● **EXERCISE MATERIALS**:

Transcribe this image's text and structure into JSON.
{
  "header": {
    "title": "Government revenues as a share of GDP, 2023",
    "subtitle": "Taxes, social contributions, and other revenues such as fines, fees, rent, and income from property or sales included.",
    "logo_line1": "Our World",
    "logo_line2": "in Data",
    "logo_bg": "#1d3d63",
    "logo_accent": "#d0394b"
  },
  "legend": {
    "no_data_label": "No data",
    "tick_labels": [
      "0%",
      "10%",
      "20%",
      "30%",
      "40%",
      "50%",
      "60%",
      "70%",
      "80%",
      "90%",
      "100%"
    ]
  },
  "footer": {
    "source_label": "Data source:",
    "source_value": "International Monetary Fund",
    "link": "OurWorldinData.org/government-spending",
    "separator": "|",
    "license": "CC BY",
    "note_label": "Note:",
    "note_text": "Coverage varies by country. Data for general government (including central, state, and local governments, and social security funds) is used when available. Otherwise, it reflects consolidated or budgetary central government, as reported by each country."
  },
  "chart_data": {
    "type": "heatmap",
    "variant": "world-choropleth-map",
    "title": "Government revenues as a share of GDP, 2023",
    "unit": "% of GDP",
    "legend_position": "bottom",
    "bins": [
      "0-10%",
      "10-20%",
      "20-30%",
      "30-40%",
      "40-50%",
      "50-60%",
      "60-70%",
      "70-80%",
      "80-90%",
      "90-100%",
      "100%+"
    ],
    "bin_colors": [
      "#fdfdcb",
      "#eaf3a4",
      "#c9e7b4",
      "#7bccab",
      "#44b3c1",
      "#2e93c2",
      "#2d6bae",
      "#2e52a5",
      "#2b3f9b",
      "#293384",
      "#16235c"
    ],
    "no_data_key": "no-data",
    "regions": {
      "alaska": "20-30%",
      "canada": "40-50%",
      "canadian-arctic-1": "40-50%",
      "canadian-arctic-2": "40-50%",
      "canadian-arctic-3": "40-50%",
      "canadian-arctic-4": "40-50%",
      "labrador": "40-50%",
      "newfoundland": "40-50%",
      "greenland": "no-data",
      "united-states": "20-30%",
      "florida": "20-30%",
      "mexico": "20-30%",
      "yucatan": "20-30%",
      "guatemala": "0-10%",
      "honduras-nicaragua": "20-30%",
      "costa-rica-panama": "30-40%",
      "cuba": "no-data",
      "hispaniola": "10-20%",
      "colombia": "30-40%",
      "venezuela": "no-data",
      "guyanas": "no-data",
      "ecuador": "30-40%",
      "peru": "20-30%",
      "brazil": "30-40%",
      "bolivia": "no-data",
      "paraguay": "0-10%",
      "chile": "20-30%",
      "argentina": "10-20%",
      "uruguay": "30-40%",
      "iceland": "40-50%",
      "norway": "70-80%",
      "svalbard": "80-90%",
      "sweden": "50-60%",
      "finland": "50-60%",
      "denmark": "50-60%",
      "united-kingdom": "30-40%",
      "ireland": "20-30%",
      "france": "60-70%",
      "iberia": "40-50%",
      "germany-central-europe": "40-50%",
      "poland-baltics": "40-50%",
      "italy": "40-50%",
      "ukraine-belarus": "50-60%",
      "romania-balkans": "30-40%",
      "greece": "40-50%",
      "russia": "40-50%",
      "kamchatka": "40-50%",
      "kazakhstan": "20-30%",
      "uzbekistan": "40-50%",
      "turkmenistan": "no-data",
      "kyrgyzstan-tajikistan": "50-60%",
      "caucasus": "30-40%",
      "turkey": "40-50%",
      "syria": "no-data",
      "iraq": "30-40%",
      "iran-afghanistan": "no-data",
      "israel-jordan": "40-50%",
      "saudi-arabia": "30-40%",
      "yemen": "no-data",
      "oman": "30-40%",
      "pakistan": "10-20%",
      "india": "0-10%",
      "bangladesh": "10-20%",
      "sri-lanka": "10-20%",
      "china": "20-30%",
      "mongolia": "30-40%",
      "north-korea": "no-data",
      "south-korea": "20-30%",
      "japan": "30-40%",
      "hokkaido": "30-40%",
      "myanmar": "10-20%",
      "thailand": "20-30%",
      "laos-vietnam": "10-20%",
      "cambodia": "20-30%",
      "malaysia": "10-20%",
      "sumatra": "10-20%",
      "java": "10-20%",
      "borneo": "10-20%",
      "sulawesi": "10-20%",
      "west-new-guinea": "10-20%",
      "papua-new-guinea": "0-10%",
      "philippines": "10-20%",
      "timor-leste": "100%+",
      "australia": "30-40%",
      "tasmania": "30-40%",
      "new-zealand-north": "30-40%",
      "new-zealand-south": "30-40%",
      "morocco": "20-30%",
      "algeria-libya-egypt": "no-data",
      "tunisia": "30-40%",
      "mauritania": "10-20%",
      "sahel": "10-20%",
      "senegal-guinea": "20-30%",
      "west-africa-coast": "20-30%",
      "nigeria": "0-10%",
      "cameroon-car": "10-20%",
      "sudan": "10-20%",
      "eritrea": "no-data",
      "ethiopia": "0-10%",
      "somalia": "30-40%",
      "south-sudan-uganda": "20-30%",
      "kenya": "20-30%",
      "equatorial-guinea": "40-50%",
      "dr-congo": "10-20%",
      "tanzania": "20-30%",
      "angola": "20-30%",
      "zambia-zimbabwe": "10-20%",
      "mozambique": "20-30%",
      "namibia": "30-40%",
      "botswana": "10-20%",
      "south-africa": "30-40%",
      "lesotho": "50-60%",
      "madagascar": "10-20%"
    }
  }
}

● **WORK TO COMPLETE**: Show each line of the listing that holds the string "central".

● **WRITTEN SOLUTION**:
    "note_text": "Coverage varies by country. Data for general government (including central, state, and local governments, and social security funds) is used when available. Otherwise, it reflects consolidated or budgetary central government, as reported by each country."
      "germany-central-europe": "40-50%",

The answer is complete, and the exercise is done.